>> Begin DATA EXCERPTS
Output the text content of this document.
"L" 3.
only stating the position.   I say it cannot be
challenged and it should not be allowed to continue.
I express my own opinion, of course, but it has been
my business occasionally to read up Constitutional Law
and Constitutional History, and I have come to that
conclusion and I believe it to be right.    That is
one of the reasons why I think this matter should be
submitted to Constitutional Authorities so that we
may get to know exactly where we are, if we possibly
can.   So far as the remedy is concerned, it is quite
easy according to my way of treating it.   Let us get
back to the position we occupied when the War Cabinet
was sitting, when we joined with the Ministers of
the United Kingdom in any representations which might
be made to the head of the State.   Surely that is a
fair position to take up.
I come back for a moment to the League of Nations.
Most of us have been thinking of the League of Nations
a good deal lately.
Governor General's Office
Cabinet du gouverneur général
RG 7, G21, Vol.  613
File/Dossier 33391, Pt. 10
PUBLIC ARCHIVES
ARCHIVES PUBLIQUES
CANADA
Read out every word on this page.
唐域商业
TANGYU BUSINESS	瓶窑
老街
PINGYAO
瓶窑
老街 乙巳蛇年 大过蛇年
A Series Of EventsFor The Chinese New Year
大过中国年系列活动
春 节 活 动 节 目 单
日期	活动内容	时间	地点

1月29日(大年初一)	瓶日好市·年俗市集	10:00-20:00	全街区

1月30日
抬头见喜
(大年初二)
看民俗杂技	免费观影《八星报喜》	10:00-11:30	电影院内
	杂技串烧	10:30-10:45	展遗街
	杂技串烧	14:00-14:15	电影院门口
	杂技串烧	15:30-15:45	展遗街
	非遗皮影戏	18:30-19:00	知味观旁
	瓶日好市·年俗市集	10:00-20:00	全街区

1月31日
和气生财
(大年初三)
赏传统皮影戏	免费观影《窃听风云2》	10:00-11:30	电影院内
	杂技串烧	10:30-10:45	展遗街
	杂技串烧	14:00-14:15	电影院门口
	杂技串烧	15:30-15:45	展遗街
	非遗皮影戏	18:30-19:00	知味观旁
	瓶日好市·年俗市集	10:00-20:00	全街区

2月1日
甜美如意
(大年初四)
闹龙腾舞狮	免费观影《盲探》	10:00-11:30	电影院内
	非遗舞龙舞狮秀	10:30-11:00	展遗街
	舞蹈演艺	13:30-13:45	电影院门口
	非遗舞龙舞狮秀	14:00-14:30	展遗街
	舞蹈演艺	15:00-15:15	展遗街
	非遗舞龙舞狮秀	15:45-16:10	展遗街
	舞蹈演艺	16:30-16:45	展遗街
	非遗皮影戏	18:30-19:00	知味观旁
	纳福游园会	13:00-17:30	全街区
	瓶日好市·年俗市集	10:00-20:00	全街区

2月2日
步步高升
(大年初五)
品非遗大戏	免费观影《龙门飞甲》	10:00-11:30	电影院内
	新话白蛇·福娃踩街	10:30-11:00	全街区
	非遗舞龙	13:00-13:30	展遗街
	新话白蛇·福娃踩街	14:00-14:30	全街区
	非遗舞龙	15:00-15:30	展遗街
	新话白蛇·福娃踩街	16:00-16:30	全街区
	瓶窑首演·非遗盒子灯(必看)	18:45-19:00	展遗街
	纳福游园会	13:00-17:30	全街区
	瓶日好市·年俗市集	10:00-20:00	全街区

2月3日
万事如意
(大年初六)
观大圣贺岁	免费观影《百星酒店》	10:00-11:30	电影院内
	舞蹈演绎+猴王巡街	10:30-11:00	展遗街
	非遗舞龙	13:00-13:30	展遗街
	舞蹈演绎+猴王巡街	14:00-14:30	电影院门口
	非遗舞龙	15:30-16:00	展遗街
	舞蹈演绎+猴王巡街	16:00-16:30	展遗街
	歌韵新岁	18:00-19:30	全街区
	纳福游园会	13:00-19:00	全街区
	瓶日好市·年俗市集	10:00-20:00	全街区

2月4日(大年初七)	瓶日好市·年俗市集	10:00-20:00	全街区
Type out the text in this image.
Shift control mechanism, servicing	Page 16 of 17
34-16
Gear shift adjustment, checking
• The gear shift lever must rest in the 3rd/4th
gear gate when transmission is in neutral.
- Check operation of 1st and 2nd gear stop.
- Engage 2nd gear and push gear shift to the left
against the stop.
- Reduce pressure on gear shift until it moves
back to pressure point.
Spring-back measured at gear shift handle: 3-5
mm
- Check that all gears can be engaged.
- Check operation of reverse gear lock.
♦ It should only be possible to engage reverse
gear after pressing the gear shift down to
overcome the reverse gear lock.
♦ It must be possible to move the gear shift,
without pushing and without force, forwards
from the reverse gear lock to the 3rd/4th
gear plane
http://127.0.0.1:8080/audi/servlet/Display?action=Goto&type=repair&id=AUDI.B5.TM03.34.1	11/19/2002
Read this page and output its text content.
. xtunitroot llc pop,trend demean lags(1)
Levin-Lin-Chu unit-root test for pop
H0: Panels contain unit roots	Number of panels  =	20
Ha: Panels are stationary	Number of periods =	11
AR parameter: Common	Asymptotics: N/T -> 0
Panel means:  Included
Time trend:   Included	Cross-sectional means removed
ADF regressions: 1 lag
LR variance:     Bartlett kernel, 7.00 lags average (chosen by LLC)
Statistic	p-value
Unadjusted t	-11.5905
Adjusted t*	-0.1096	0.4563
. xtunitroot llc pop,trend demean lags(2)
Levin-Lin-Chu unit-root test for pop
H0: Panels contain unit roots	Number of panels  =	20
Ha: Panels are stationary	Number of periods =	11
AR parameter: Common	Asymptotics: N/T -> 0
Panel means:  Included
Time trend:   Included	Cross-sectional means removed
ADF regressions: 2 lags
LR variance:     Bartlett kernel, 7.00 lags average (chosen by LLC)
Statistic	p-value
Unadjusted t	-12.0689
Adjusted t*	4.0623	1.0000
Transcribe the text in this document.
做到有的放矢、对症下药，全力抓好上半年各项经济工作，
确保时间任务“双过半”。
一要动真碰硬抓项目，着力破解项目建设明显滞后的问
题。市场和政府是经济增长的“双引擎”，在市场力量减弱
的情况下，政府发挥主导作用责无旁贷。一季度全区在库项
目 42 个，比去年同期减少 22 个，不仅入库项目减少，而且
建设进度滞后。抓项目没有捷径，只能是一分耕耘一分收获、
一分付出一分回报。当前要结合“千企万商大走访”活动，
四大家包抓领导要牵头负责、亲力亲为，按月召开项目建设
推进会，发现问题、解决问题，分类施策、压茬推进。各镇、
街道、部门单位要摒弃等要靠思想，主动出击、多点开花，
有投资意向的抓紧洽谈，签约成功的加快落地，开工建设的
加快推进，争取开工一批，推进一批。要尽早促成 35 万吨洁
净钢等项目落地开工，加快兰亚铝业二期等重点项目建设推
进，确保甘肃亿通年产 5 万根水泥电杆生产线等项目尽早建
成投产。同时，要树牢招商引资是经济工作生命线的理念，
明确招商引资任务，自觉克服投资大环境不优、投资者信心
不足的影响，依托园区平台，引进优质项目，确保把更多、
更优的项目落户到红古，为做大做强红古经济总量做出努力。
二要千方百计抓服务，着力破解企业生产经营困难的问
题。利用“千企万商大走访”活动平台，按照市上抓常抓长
>> End DATA EXCERPTS
TASK STATEMENT:
Restate each entry exactly, skipping none.

FINISHED TASK:
Output the text content of this document.
"L" 3.
only stating the position.   I say it cannot be
challenged and it should not be allowed to continue.
I express my own opinion, of course, but it has been
my business occasionally to read up Constitutional Law
and Constitutional History, and I have come to that
conclusion and I believe it to be right.    That is
one of the reasons why I think this matter should be
submitted to Constitutional Authorities so that we
may get to know exactly where we are, if we possibly
can.   So far as the remedy is concerned, it is quite
easy according to my way of treating it.   Let us get
back to the position we occupied when the War Cabinet
was sitting, when we joined with the Ministers of
the United Kingdom in any representations which might
be made to the head of the State.   Surely that is a
fair position to take up.
I come back for a moment to the League of Nations.
Most of us have been thinking of the League of Nations
a good deal lately.
Governor General's Office
Cabinet du gouverneur général
RG 7, G21, Vol.  613
File/Dossier 33391, Pt. 10
PUBLIC ARCHIVES
ARCHIVES PUBLIQUES
CANADA
Read out every word on this page.
唐域商业
TANGYU BUSINESS	瓶窑
老街
PINGYAO
瓶窑
老街 乙巳蛇年 大过蛇年
A Series Of EventsFor The Chinese New Year
大过中国年系列活动
春 节 活 动 节 目 单
日期	活动内容	时间	地点

1月29日(大年初一)	瓶日好市·年俗市集	10:00-20:00	全街区

1月30日
抬头见喜
(大年初二)
看民俗杂技	免费观影《八星报喜》	10:00-11:30	电影院内
	杂技串烧	10:30-10:45	展遗街
	杂技串烧	14:00-14:15	电影院门口
	杂技串烧	15:30-15:45	展遗街
	非遗皮影戏	18:30-19:00	知味观旁
	瓶日好市·年俗市集	10:00-20:00	全街区

1月31日
和气生财
(大年初三)
赏传统皮影戏	免费观影《窃听风云2》	10:00-11:30	电影院内
	杂技串烧	10:30-10:45	展遗街
	杂技串烧	14:00-14:15	电影院门口
	杂技串烧	15:30-15:45	展遗街
	非遗皮影戏	18:30-19:00	知味观旁
	瓶日好市·年俗市集	10:00-20:00	全街区

2月1日
甜美如意
(大年初四)
闹龙腾舞狮	免费观影《盲探》	10:00-11:30	电影院内
	非遗舞龙舞狮秀	10:30-11:00	展遗街
	舞蹈演艺	13:30-13:45	电影院门口
	非遗舞龙舞狮秀	14:00-14:30	展遗街
	舞蹈演艺	15:00-15:15	展遗街
	非遗舞龙舞狮秀	15:45-16:10	展遗街
	舞蹈演艺	16:30-16:45	展遗街
	非遗皮影戏	18:30-19:00	知味观旁
	纳福游园会	13:00-17:30	全街区
	瓶日好市·年俗市集	10:00-20:00	全街区

2月2日
步步高升
(大年初五)
品非遗大戏	免费观影《龙门飞甲》	10:00-11:30	电影院内
	新话白蛇·福娃踩街	10:30-11:00	全街区
	非遗舞龙	13:00-13:30	展遗街
	新话白蛇·福娃踩街	14:00-14:30	全街区
	非遗舞龙	15:00-15:30	展遗街
	新话白蛇·福娃踩街	16:00-16:30	全街区
	瓶窑首演·非遗盒子灯(必看)	18:45-19:00	展遗街
	纳福游园会	13:00-17:30	全街区
	瓶日好市·年俗市集	10:00-20:00	全街区

2月3日
万事如意
(大年初六)
观大圣贺岁	免费观影《百星酒店》	10:00-11:30	电影院内
	舞蹈演绎+猴王巡街	10:30-11:00	展遗街
	非遗舞龙	13:00-13:30	展遗街
	舞蹈演绎+猴王巡街	14:00-14:30	电影院门口
	非遗舞龙	15:30-16:00	展遗街
	舞蹈演绎+猴王巡街	16:00-16:30	展遗街
	歌韵新岁	18:00-19:30	全街区
	纳福游园会	13:00-19:00	全街区
	瓶日好市·年俗市集	10:00-20:00	全街区

2月4日(大年初七)	瓶日好市·年俗市集	10:00-20:00	全街区
Type out the text in this image.
Shift control mechanism, servicing	Page 16 of 17
34-16
Gear shift adjustment, checking
• The gear shift lever must rest in the 3rd/4th
gear gate when transmission is in neutral.
- Check operation of 1st and 2nd gear stop.
- Engage 2nd gear and push gear shift to the left
against the stop.
- Reduce pressure on gear shift until it moves
back to pressure point.
Spring-back measured at gear shift handle: 3-5
mm
- Check that all gears can be engaged.
- Check operation of reverse gear lock.
♦ It should only be possible to engage reverse
gear after pressing the gear shift down to
overcome the reverse gear lock.
♦ It must be possible to move the gear shift,
without pushing and without force, forwards
from the reverse gear lock to the 3rd/4th
gear plane
http://127.0.0.1:8080/audi/servlet/Display?action=Goto&type=repair&id=AUDI.B5.TM03.34.1	11/19/2002
Read this page and output its text content.
. xtunitroot llc pop,trend demean lags(1)
Levin-Lin-Chu unit-root test for pop
H0: Panels contain unit roots	Number of panels  =	20
Ha: Panels are stationary	Number of periods =	11
AR parameter: Common	Asymptotics: N/T -> 0
Panel means:  Included
Time trend:   Included	Cross-sectional means removed
ADF regressions: 1 lag
LR variance:     Bartlett kernel, 7.00 lags average (chosen by LLC)
Statistic	p-value
Unadjusted t	-11.5905
Adjusted t*	-0.1096	0.4563
. xtunitroot llc pop,trend demean lags(2)
Levin-Lin-Chu unit-root test for pop
H0: Panels contain unit roots	Number of panels  =	20
Ha: Panels are stationary	Number of periods =	11
AR parameter: Common	Asymptotics: N/T -> 0
Panel means:  Included
Time trend:   Included	Cross-sectional means removed
ADF regressions: 2 lags
LR variance:     Bartlett kernel, 7.00 lags average (chosen by LLC)
Statistic	p-value
Unadjusted t	-12.0689
Adjusted t*	4.0623	1.0000
Transcribe the text in this document.
做到有的放矢、对症下药，全力抓好上半年各项经济工作，
确保时间任务“双过半”。
一要动真碰硬抓项目，着力破解项目建设明显滞后的问
题。市场和政府是经济增长的“双引擎”，在市场力量减弱
的情况下，政府发挥主导作用责无旁贷。一季度全区在库项
目 42 个，比去年同期减少 22 个，不仅入库项目减少，而且
建设进度滞后。抓项目没有捷径，只能是一分耕耘一分收获、
一分付出一分回报。当前要结合“千企万商大走访”活动，
四大家包抓领导要牵头负责、亲力亲为，按月召开项目建设
推进会，发现问题、解决问题，分类施策、压茬推进。各镇、
街道、部门单位要摒弃等要靠思想，主动出击、多点开花，
有投资意向的抓紧洽谈，签约成功的加快落地，开工建设的
加快推进，争取开工一批，推进一批。要尽早促成 35 万吨洁
净钢等项目落地开工，加快兰亚铝业二期等重点项目建设推
进，确保甘肃亿通年产 5 万根水泥电杆生产线等项目尽早建
成投产。同时，要树牢招商引资是经济工作生命线的理念，
明确招商引资任务，自觉克服投资大环境不优、投资者信心
不足的影响，依托园区平台，引进优质项目，确保把更多、
更优的项目落户到红古，为做大做强红古经济总量做出努力。
二要千方百计抓服务，着力破解企业生产经营困难的问
题。利用“千企万商大走访”活动平台，按照市上抓常抓长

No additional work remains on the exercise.